**Task brief:** Each entry in the listing below should be restated word for word.

BEGIN Listed entries

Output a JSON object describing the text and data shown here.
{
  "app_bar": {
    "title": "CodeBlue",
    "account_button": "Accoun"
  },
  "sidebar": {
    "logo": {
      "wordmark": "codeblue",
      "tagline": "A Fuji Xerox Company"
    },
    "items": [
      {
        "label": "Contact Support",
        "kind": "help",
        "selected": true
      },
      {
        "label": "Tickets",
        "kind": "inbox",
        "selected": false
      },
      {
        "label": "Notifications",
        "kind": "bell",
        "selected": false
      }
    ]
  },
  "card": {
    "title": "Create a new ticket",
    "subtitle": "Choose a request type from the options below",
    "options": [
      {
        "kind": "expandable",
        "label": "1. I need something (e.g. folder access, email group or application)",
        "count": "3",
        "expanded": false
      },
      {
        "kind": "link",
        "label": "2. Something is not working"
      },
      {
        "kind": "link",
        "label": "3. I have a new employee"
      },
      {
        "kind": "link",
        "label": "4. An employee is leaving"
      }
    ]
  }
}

END Listed entries

**Result for this exercise:**
Output a JSON object describing the text and data shown here.
{
  "app_bar": {
    "title": "CodeBlue",
    "account_button": "Accoun"
  },
  "sidebar": {
    "logo": {
      "wordmark": "codeblue",
      "tagline": "A Fuji Xerox Company"
    },
    "items": [
      {
        "label": "Contact Support",
        "kind": "help",
        "selected": true
      },
      {
        "label": "Tickets",
        "kind": "inbox",
        "selected": false
      },
      {
        "label": "Notifications",
        "kind": "bell",
        "selected": false
      }
    ]
  },
  "card": {
    "title": "Create a new ticket",
    "subtitle": "Choose a request type from the options below",
    "options": [
      {
        "kind": "expandable",
        "label": "1. I need something (e.g. folder access, email group or application)",
        "count": "3",
        "expanded": false
      },
      {
        "kind": "link",
        "label": "2. Something is not working"
      },
      {
        "kind": "link",
        "label": "3. I have a new employee"
      },
      {
        "kind": "link",
        "label": "4. An employee is leaving"
      }
    ]
  }
}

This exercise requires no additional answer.